A2-2-1 「双六遊び」

作品名:「双六遊び」
絵師:鳥居清広
判型:1枚続
出版:宝暦14年(1764)
所蔵: MFA_Boston(MFA21.5401)

本作で女性達が行なっているのは盤双六である。双六というと、多くの人々が絵双六を思い浮かべるのではないだろうか。たしかに、道中双六や出世双六は、印刷文化が飛躍的に発展した江戸時代ならではの双六遊戯であり、現代でいう人生ゲームのように家族や友人と気軽に楽しめる遊びだ。しかしながら、右の美人画/風俗画に描かれる双六には、囲碁や将棋のような遊戯盤が存在する。

* **提供情報**
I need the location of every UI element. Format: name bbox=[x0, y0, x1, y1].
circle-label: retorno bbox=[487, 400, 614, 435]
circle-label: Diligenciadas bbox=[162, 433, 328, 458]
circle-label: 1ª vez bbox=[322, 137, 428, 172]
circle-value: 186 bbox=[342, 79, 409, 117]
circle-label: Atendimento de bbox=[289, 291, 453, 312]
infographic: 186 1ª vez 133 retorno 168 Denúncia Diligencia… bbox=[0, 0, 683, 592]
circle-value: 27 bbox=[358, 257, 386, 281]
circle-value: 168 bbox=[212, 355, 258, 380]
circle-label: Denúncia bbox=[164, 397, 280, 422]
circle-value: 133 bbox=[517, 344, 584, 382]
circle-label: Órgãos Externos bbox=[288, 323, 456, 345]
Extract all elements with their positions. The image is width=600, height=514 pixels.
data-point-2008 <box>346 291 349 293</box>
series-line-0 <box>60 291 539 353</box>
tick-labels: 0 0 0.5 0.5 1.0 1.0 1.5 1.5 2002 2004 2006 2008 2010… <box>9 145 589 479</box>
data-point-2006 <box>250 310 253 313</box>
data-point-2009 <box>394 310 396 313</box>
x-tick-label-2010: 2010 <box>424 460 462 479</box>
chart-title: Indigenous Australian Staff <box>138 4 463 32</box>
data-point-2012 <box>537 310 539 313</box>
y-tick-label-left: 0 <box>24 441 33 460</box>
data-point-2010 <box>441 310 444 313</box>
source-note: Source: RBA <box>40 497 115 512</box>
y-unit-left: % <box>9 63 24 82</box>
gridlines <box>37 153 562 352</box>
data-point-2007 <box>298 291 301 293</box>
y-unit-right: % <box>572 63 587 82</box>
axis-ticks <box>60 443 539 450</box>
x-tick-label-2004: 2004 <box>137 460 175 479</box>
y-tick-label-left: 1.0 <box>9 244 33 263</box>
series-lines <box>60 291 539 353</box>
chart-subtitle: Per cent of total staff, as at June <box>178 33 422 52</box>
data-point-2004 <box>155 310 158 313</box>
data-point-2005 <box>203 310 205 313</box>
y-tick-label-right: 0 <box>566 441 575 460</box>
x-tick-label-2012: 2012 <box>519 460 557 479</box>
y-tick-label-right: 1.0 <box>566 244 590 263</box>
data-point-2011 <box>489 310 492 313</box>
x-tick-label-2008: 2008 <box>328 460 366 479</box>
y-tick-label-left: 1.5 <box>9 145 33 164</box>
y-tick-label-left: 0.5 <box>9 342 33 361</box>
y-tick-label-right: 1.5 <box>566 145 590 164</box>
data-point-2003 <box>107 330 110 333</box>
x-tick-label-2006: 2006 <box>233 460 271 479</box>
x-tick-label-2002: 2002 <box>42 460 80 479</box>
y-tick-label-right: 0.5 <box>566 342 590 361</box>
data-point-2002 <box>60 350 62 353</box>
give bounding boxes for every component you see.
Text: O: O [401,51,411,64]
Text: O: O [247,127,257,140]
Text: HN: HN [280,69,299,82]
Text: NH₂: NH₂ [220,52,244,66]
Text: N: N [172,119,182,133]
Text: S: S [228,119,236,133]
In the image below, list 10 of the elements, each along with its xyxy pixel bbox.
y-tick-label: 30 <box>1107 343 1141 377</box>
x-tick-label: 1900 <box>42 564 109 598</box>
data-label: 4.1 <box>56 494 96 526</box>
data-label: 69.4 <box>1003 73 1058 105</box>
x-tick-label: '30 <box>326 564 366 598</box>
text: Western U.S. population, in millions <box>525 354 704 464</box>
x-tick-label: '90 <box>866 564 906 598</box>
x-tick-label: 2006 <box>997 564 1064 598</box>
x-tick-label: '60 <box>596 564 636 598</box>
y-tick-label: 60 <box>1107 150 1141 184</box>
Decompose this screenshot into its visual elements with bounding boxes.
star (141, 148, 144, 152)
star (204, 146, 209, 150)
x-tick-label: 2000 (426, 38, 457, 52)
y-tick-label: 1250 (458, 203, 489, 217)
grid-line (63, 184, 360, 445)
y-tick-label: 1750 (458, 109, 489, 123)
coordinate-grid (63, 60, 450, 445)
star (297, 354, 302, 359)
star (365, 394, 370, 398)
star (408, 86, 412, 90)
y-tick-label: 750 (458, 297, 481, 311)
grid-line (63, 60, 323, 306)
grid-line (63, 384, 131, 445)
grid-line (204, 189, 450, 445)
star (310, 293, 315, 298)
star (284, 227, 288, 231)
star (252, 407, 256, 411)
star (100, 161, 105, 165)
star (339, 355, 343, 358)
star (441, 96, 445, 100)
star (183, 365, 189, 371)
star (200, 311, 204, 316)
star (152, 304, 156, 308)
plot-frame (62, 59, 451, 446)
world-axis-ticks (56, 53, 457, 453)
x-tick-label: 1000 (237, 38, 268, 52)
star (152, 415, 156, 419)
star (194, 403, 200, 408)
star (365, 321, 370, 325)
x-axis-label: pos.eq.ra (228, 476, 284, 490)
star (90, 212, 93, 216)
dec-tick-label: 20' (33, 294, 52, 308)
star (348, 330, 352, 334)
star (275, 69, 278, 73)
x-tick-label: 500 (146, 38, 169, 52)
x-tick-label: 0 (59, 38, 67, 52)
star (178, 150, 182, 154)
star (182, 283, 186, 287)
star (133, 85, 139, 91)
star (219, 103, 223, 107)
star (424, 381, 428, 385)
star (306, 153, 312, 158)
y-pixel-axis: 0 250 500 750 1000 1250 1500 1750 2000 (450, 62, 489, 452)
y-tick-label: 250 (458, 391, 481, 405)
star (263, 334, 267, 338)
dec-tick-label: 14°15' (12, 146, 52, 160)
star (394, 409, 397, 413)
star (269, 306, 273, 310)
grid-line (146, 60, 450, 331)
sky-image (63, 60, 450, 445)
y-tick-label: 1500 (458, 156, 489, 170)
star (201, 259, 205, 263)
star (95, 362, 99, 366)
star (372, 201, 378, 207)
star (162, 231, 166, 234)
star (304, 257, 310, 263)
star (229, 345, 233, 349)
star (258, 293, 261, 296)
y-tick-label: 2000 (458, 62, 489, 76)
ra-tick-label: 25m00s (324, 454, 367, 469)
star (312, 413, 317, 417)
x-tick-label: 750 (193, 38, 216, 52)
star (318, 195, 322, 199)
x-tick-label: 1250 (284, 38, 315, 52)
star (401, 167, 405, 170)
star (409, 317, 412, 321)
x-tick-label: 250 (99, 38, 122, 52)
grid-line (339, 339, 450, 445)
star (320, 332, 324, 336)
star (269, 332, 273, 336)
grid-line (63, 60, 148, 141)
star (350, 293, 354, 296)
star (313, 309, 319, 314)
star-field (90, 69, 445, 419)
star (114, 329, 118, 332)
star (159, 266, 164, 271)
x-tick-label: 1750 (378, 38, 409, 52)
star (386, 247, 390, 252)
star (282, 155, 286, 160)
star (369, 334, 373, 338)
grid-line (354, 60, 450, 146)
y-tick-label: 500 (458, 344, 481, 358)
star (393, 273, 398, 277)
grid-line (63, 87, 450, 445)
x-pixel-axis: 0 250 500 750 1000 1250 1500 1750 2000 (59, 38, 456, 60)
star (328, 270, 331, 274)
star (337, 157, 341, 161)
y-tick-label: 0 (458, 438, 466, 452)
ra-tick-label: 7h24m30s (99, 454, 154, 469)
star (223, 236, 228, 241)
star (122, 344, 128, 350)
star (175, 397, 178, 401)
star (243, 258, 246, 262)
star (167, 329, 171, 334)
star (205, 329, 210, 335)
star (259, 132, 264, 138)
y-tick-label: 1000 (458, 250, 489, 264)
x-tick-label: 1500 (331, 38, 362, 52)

* **指示事項**
• a. 提供文章によると、「双六遊び」を描いた絵師は誰ですか。
• b. 提供文章の要点を2文でまとめてください。
• c. 提供文章のうち「所蔵: MFA_Boston(MFA21.5401)」で始まり「棋のような遊戯盤が存在する。」まで続く部分を、「印刷文化」を「出版文化」に言い換えて書き直してください。

* **課題別の回答**
• a. 鳥居清広です。

• b. 「双六遊び」は鳥居清広による1枚続の作品で、宝暦14年(1764)に出版され、女性達が盤双六を行なう様子が描かれている。双六というと多くの人が絵双六を思い浮かべるが、この作品に描かれる双六には囲碁や将棋のような遊戯盤が存在する。

• c.
所蔵: MFA_Boston(MFA21.5401)

本作で女性達が行なっているのは盤双六である。双六というと、多くの人々が絵双六を思い浮かべるのではないだろうか。たしかに、道中双六や出世双六は、出版文化が飛躍的に発展した江戸時代ならではの双六遊戯であり、現代でいう人生ゲームのように家族や友人と気軽に楽しめる遊びだ。しかしながら、右の美人画/風俗画に描かれる双六には、囲碁や将棋のような遊戯盤が存在する。